Repeat, character for character, the part of the items that begins at the very first line and ends with the line containing "weight-data-label: 2.3 %: [170, 352, 188, 359]", including both of those lines.

[Item position entries]

──────────

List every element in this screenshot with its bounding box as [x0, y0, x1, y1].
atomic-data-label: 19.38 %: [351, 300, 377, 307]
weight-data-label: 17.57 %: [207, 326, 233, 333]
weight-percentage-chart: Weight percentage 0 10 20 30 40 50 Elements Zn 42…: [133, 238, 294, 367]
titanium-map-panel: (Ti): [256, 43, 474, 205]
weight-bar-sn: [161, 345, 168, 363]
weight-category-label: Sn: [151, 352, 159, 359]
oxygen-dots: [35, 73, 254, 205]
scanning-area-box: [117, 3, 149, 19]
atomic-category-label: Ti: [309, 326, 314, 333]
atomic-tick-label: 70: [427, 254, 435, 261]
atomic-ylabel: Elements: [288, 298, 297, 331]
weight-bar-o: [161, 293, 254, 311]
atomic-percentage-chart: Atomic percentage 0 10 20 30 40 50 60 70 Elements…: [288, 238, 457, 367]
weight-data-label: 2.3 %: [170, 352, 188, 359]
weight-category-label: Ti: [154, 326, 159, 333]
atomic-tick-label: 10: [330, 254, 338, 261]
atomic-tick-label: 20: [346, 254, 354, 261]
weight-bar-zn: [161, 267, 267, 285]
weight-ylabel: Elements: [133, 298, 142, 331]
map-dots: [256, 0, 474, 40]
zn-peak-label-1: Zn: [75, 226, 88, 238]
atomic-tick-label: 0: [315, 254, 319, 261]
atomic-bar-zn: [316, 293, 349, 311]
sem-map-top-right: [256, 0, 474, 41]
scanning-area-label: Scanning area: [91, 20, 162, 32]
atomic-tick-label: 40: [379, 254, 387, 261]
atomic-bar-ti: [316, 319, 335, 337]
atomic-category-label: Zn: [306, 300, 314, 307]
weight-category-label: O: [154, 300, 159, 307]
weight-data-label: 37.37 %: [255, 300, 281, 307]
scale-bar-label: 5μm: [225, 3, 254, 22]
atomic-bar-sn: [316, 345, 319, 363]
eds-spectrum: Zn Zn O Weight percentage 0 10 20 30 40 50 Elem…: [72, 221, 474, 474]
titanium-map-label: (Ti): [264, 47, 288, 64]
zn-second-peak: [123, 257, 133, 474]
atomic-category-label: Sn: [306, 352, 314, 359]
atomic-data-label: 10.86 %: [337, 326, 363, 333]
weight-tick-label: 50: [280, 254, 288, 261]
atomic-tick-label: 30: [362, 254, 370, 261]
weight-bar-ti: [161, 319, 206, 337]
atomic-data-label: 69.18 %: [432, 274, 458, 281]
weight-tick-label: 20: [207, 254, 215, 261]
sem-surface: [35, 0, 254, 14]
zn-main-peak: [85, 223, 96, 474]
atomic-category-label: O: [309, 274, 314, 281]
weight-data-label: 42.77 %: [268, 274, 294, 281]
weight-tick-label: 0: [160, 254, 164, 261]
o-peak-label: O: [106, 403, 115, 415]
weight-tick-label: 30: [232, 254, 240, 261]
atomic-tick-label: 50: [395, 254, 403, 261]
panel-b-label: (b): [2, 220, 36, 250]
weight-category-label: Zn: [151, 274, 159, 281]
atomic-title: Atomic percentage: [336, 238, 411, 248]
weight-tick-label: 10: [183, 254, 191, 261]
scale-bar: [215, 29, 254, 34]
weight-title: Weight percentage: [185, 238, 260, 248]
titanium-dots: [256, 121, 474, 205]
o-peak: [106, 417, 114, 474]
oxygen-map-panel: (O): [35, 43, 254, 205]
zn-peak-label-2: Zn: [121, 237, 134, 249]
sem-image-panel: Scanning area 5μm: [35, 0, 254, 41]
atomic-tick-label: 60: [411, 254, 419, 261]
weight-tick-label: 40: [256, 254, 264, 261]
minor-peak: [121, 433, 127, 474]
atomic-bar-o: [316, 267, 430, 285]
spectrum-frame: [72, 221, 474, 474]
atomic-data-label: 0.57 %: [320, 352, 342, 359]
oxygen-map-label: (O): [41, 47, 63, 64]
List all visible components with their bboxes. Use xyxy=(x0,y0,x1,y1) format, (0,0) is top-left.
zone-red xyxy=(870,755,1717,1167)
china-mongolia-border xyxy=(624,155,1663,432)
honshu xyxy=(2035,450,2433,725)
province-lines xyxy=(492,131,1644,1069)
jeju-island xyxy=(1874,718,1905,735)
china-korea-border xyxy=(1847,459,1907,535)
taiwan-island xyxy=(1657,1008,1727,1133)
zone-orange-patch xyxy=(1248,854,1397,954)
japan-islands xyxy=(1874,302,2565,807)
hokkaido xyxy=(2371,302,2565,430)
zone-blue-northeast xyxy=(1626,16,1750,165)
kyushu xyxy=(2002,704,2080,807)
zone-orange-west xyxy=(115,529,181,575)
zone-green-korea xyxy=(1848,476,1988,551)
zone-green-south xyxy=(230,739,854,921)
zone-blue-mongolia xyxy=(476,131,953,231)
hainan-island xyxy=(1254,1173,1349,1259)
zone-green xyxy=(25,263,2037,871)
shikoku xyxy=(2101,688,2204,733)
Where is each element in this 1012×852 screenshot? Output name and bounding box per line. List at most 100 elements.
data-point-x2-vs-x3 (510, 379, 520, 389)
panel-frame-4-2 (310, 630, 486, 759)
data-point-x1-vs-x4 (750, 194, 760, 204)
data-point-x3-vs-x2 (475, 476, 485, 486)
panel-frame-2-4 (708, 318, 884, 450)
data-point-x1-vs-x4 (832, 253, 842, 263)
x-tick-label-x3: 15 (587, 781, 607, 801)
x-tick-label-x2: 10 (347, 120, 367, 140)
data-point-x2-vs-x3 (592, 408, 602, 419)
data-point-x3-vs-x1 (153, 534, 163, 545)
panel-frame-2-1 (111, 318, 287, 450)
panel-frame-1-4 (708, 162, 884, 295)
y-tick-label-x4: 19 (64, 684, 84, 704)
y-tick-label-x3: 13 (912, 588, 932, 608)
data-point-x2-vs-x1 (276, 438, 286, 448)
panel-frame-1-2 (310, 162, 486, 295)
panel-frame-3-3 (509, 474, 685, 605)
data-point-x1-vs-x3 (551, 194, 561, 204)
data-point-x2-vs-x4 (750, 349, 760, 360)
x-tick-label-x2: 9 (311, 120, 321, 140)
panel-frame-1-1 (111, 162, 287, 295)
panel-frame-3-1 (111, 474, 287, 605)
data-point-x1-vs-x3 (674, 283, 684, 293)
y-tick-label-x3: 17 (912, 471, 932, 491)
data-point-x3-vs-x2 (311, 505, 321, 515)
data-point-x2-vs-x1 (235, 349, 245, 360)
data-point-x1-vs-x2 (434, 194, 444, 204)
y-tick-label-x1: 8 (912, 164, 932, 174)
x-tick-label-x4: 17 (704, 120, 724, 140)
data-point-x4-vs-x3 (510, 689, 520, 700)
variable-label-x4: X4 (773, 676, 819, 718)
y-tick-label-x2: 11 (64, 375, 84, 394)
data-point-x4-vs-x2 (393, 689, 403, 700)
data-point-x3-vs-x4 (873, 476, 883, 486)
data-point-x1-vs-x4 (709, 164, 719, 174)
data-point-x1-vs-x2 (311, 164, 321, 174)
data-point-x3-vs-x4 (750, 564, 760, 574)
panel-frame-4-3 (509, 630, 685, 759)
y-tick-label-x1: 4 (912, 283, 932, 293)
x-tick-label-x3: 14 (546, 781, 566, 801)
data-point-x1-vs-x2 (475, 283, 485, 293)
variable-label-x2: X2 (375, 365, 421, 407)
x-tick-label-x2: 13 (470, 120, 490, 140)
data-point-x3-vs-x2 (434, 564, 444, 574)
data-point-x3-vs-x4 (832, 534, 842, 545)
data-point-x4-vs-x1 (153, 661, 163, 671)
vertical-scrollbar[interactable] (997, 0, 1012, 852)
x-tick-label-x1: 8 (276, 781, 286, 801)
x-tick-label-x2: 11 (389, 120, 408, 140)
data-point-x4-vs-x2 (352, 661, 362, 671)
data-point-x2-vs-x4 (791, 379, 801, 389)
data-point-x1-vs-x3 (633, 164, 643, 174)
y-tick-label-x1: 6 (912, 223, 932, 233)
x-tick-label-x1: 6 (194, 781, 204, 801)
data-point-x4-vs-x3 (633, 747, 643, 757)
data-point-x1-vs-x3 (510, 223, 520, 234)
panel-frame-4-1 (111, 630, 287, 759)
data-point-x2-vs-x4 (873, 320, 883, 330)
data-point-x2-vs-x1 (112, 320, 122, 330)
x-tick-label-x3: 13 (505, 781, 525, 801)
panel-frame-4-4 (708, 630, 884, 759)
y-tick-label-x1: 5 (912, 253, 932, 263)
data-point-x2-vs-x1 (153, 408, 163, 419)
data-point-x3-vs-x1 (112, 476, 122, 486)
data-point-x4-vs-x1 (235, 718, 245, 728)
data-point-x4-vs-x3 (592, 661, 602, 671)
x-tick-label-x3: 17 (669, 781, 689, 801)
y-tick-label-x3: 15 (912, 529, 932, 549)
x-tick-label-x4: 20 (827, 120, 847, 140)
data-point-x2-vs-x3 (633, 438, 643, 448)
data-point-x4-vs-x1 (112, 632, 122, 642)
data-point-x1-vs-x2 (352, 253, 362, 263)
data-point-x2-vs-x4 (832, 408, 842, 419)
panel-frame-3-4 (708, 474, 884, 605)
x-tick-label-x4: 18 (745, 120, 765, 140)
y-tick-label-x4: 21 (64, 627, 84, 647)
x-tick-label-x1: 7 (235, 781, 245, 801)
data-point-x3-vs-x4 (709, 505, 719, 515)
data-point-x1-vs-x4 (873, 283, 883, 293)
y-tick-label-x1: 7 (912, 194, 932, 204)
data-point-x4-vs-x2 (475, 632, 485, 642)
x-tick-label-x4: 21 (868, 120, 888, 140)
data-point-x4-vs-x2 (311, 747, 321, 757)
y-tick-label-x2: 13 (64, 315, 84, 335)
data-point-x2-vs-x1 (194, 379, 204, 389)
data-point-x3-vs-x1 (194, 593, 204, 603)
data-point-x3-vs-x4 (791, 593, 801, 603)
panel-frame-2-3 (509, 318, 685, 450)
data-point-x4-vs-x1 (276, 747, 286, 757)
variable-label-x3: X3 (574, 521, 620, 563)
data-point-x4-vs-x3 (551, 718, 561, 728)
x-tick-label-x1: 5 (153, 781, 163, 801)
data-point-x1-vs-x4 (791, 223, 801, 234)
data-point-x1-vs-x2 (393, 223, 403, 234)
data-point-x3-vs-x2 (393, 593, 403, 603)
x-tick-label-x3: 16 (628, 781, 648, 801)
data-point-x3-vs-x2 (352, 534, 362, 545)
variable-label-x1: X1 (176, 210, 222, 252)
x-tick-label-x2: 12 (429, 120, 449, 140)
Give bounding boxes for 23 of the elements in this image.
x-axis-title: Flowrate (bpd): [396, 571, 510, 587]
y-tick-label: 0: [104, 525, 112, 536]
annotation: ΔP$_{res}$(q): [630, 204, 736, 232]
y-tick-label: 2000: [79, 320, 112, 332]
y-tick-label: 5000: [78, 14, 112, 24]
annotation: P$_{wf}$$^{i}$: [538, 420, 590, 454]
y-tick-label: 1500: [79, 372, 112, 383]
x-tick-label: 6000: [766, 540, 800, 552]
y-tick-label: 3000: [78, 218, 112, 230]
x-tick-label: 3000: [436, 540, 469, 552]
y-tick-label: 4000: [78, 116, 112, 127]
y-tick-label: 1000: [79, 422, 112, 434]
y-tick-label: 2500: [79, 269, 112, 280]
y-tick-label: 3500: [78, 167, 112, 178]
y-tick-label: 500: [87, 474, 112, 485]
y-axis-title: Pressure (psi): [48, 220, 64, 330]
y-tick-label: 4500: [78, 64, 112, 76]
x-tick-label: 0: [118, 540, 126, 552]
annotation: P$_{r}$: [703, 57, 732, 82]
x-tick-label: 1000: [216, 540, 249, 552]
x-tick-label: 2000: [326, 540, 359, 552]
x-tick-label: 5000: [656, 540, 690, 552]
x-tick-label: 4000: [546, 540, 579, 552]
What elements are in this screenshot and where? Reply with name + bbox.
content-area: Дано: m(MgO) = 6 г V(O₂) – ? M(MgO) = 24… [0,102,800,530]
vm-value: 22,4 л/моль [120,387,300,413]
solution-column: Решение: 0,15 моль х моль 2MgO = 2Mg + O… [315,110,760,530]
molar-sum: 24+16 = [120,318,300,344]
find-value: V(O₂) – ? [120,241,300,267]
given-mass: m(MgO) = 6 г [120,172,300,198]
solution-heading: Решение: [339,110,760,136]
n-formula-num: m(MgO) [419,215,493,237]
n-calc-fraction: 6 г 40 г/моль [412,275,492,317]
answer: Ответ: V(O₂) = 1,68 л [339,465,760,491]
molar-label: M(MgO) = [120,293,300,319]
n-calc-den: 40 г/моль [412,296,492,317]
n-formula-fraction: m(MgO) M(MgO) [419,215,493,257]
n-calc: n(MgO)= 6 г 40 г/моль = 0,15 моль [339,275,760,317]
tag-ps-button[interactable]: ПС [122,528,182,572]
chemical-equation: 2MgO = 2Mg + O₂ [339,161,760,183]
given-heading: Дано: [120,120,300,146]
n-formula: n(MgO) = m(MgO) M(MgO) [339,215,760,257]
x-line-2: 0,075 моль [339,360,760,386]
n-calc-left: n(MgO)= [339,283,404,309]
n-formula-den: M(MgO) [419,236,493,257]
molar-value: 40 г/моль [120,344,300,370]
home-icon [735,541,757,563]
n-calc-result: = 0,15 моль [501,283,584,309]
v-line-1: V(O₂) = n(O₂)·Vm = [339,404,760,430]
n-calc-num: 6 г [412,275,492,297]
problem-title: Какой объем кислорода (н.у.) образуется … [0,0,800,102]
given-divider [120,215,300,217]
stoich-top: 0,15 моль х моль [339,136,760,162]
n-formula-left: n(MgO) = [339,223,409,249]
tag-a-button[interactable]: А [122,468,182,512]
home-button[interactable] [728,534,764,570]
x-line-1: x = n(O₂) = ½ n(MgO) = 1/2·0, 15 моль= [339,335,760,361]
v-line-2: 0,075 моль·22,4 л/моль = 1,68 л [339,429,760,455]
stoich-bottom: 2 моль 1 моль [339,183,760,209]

──────────

» TASK RESULT
List every element in this screenshot with its bounding box as [x0, y0, x1, y1].
atomic-data-label: 19.38 %: [351, 300, 377, 307]
weight-data-label: 17.57 %: [207, 326, 233, 333]
weight-percentage-chart: Weight percentage 0 10 20 30 40 50 Elements Zn 42…: [133, 238, 294, 367]
titanium-map-panel: (Ti): [256, 43, 474, 205]
weight-bar-sn: [161, 345, 168, 363]
weight-category-label: Sn: [151, 352, 159, 359]
oxygen-dots: [35, 73, 254, 205]
scanning-area-box: [117, 3, 149, 19]
atomic-category-label: Ti: [309, 326, 314, 333]
atomic-tick-label: 70: [427, 254, 435, 261]
atomic-ylabel: Elements: [288, 298, 297, 331]
weight-bar-o: [161, 293, 254, 311]
atomic-percentage-chart: Atomic percentage 0 10 20 30 40 50 60 70 Elements…: [288, 238, 457, 367]
weight-data-label: 2.3 %: [170, 352, 188, 359]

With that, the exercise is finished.